** To be done **
Retype each entry below, keeping every character the same.
>> Start Material
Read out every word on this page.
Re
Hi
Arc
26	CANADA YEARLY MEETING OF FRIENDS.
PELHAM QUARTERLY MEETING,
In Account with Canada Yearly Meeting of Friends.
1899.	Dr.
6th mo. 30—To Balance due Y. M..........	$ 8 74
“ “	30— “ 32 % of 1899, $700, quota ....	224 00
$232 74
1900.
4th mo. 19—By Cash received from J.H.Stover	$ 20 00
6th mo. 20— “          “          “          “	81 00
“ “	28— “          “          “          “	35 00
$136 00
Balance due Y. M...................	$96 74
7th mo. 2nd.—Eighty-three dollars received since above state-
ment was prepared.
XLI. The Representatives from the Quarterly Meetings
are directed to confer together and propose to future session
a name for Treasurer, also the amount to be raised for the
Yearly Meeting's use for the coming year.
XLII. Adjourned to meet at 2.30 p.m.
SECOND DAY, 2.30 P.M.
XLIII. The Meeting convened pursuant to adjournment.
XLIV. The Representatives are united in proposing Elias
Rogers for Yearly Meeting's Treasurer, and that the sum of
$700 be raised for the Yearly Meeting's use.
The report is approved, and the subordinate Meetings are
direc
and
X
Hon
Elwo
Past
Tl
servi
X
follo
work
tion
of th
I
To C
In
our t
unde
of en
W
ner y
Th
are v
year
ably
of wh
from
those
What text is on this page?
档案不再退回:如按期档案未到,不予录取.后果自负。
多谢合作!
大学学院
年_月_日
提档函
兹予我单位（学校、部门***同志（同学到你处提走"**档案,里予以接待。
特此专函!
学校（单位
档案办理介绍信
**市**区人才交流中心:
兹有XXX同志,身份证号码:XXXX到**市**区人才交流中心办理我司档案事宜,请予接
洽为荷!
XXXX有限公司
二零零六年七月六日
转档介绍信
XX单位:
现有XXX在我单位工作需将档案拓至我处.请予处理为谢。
>> End Material
** Answer to this exercise **
Read out every word on this page.
Re
Hi
Arc
26	CANADA YEARLY MEETING OF FRIENDS.
PELHAM QUARTERLY MEETING,
In Account with Canada Yearly Meeting of Friends.
1899.	Dr.
6th mo. 30—To Balance due Y. M..........	$ 8 74
“ “	30— “ 32 % of 1899, $700, quota ....	224 00
$232 74
1900.
4th mo. 19—By Cash received from J.H.Stover	$ 20 00
6th mo. 20— “          “          “          “	81 00
“ “	28— “          “          “          “	35 00
$136 00
Balance due Y. M...................	$96 74
7th mo. 2nd.—Eighty-three dollars received since above state-
ment was prepared.
XLI. The Representatives from the Quarterly Meetings
are directed to confer together and propose to future session
a name for Treasurer, also the amount to be raised for the
Yearly Meeting's use for the coming year.
XLII. Adjourned to meet at 2.30 p.m.
SECOND DAY, 2.30 P.M.
XLIII. The Meeting convened pursuant to adjournment.
XLIV. The Representatives are united in proposing Elias
Rogers for Yearly Meeting's Treasurer, and that the sum of
$700 be raised for the Yearly Meeting's use.
The report is approved, and the subordinate Meetings are
direc
and
X
Hon
Elwo
Past
Tl
servi
X
follo
work
tion
of th
I
To C
In
our t
unde
of en
W
ner y
Th
are v
year
ably
of wh
from
those
What text is on this page?
档案不再退回:如按期档案未到,不予录取.后果自负。
多谢合作!
大学学院
年_月_日
提档函
兹予我单位（学校、部门***同志（同学到你处提走"**档案,里予以接待。
特此专函!
学校（单位
档案办理介绍信
**市**区人才交流中心:
兹有XXX同志,身份证号码:XXXX到**市**区人才交流中心办理我司档案事宜,请予接
洽为荷!
XXXX有限公司
二零零六年七月六日
转档介绍信
XX单位:
现有XXX在我单位工作需将档案拓至我处.请予处理为谢。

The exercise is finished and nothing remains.